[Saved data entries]

## Start

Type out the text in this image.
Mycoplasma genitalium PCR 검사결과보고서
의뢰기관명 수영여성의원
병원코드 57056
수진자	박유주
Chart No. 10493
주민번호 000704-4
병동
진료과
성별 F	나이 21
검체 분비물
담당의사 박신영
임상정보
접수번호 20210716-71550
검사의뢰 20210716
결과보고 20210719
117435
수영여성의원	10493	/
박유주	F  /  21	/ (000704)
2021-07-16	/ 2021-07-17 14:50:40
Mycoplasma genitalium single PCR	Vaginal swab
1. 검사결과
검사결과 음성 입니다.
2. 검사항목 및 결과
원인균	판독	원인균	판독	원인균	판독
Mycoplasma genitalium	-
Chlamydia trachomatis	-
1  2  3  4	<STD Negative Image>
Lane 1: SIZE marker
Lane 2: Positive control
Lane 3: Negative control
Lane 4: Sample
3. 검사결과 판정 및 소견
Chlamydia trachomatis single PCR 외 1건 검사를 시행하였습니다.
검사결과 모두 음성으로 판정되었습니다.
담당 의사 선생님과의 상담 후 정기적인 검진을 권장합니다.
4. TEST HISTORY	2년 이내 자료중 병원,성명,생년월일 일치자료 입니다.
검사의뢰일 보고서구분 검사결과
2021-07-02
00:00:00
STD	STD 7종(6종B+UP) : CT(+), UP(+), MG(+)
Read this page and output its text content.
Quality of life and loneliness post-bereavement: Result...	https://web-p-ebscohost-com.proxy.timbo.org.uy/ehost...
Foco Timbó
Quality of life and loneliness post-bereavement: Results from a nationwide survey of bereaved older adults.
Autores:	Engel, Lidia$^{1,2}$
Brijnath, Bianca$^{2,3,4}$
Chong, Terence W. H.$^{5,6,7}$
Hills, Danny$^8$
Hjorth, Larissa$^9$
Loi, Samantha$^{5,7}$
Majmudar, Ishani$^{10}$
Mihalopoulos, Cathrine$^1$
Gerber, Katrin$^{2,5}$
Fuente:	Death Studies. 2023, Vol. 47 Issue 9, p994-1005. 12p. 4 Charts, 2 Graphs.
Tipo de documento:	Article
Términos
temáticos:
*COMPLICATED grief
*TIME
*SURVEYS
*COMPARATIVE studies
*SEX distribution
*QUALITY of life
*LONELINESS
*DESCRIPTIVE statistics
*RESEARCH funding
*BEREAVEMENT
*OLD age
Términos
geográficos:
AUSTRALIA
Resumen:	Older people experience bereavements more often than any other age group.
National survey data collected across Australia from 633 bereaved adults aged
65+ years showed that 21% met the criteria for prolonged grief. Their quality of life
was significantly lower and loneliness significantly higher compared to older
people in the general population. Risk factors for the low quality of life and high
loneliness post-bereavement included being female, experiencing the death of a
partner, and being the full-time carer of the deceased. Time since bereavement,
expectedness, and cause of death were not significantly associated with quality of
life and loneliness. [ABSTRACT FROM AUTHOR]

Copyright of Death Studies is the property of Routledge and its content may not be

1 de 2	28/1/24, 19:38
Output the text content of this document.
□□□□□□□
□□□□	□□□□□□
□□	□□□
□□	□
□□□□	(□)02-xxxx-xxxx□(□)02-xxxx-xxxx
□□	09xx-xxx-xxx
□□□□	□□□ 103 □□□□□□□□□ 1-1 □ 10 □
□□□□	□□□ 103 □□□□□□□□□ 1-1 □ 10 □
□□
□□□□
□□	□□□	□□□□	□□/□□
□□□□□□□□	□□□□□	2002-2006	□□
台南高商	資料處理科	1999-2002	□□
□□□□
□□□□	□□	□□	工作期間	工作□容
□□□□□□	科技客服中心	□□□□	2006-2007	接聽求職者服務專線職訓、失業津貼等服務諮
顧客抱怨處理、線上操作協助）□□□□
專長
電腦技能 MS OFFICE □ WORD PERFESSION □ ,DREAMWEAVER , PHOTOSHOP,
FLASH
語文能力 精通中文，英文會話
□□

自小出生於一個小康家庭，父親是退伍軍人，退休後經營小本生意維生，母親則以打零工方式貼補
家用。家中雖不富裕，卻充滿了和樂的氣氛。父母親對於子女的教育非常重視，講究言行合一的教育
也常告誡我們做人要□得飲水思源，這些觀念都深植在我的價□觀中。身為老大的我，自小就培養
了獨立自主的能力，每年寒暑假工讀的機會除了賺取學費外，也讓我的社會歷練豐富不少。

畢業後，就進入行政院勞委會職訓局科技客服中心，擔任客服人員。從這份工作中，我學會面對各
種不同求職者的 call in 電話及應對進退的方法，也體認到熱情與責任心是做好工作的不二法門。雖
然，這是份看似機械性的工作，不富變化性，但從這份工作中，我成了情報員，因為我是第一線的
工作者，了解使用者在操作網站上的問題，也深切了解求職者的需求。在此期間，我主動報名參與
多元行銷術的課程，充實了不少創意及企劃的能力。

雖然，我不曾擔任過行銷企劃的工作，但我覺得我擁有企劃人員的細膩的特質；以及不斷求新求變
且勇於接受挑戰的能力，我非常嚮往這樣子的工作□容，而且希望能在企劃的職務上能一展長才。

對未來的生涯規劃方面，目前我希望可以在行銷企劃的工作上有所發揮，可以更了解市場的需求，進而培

## End

* _Work to be completed_:
Take the data above and return it exactly.

* _Task answer_:
Type out the text in this image.
Mycoplasma genitalium PCR 검사결과보고서
의뢰기관명 수영여성의원
병원코드 57056
수진자	박유주
Chart No. 10493
주민번호 000704-4
병동
진료과
성별 F	나이 21
검체 분비물
담당의사 박신영
임상정보
접수번호 20210716-71550
검사의뢰 20210716
결과보고 20210719
117435
수영여성의원	10493	/
박유주	F  /  21	/ (000704)
2021-07-16	/ 2021-07-17 14:50:40
Mycoplasma genitalium single PCR	Vaginal swab
1. 검사결과
검사결과 음성 입니다.
2. 검사항목 및 결과
원인균	판독	원인균	판독	원인균	판독
Mycoplasma genitalium	-
Chlamydia trachomatis	-
1  2  3  4	<STD Negative Image>
Lane 1: SIZE marker
Lane 2: Positive control
Lane 3: Negative control
Lane 4: Sample
3. 검사결과 판정 및 소견
Chlamydia trachomatis single PCR 외 1건 검사를 시행하였습니다.
검사결과 모두 음성으로 판정되었습니다.
담당 의사 선생님과의 상담 후 정기적인 검진을 권장합니다.
4. TEST HISTORY	2년 이내 자료중 병원,성명,생년월일 일치자료 입니다.
검사의뢰일 보고서구분 검사결과
2021-07-02
00:00:00
STD	STD 7종(6종B+UP) : CT(+), UP(+), MG(+)
Read this page and output its text content.
Quality of life and loneliness post-bereavement: Result...	https://web-p-ebscohost-com.proxy.timbo.org.uy/ehost...
Foco Timbó
Quality of life and loneliness post-bereavement: Results from a nationwide survey of bereaved older adults.
Autores:	Engel, Lidia$^{1,2}$
Brijnath, Bianca$^{2,3,4}$
Chong, Terence W. H.$^{5,6,7}$
Hills, Danny$^8$
Hjorth, Larissa$^9$
Loi, Samantha$^{5,7}$
Majmudar, Ishani$^{10}$
Mihalopoulos, Cathrine$^1$
Gerber, Katrin$^{2,5}$
Fuente:	Death Studies. 2023, Vol. 47 Issue 9, p994-1005. 12p. 4 Charts, 2 Graphs.
Tipo de documento:	Article
Términos
temáticos:
*COMPLICATED grief
*TIME
*SURVEYS
*COMPARATIVE studies
*SEX distribution
*QUALITY of life
*LONELINESS
*DESCRIPTIVE statistics
*RESEARCH funding
*BEREAVEMENT
*OLD age
Términos
geográficos:
AUSTRALIA
Resumen:	Older people experience bereavements more often than any other age group.
National survey data collected across Australia from 633 bereaved adults aged
65+ years showed that 21% met the criteria for prolonged grief. Their quality of life
was significantly lower and loneliness significantly higher compared to older
people in the general population. Risk factors for the low quality of life and high
loneliness post-bereavement included being female, experiencing the death of a
partner, and being the full-time carer of the deceased. Time since bereavement,
expectedness, and cause of death were not significantly associated with quality of
life and loneliness. [ABSTRACT FROM AUTHOR]

Copyright of Death Studies is the property of Routledge and its content may not be

1 de 2	28/1/24, 19:38
Output the text content of this document.
□□□□□□□
□□□□	□□□□□□
□□	□□□
□□	□
□□□□	(□)02-xxxx-xxxx□(□)02-xxxx-xxxx
□□	09xx-xxx-xxx
□□□□	□□□ 103 □□□□□□□□□ 1-1 □ 10 □
□□□□	□□□ 103 □□□□□□□□□ 1-1 □ 10 □
□□
□□□□
□□	□□□	□□□□	□□/□□
□□□□□□□□	□□□□□	2002-2006	□□
台南高商	資料處理科	1999-2002	□□
□□□□
□□□□	□□	□□	工作期間	工作□容
□□□□□□	科技客服中心	□□□□	2006-2007	接聽求職者服務專線職訓、失業津貼等服務諮
顧客抱怨處理、線上操作協助）□□□□
專長
電腦技能 MS OFFICE □ WORD PERFESSION □ ,DREAMWEAVER , PHOTOSHOP,
FLASH
語文能力 精通中文，英文會話
□□

自小出生於一個小康家庭，父親是退伍軍人，退休後經營小本生意維生，母親則以打零工方式貼補
家用。家中雖不富裕，卻充滿了和樂的氣氛。父母親對於子女的教育非常重視，講究言行合一的教育
也常告誡我們做人要□得飲水思源，這些觀念都深植在我的價□觀中。身為老大的我，自小就培養
了獨立自主的能力，每年寒暑假工讀的機會除了賺取學費外，也讓我的社會歷練豐富不少。

畢業後，就進入行政院勞委會職訓局科技客服中心，擔任客服人員。從這份工作中，我學會面對各
種不同求職者的 call in 電話及應對進退的方法，也體認到熱情與責任心是做好工作的不二法門。雖
然，這是份看似機械性的工作，不富變化性，但從這份工作中，我成了情報員，因為我是第一線的
工作者，了解使用者在操作網站上的問題，也深切了解求職者的需求。在此期間，我主動報名參與
多元行銷術的課程，充實了不少創意及企劃的能力。

雖然，我不曾擔任過行銷企劃的工作，但我覺得我擁有企劃人員的細膩的特質；以及不斷求新求變
且勇於接受挑戰的能力，我非常嚮往這樣子的工作□容，而且希望能在企劃的職務上能一展長才。

對未來的生涯規劃方面，目前我希望可以在行銷企劃的工作上有所發揮，可以更了解市場的需求，進而培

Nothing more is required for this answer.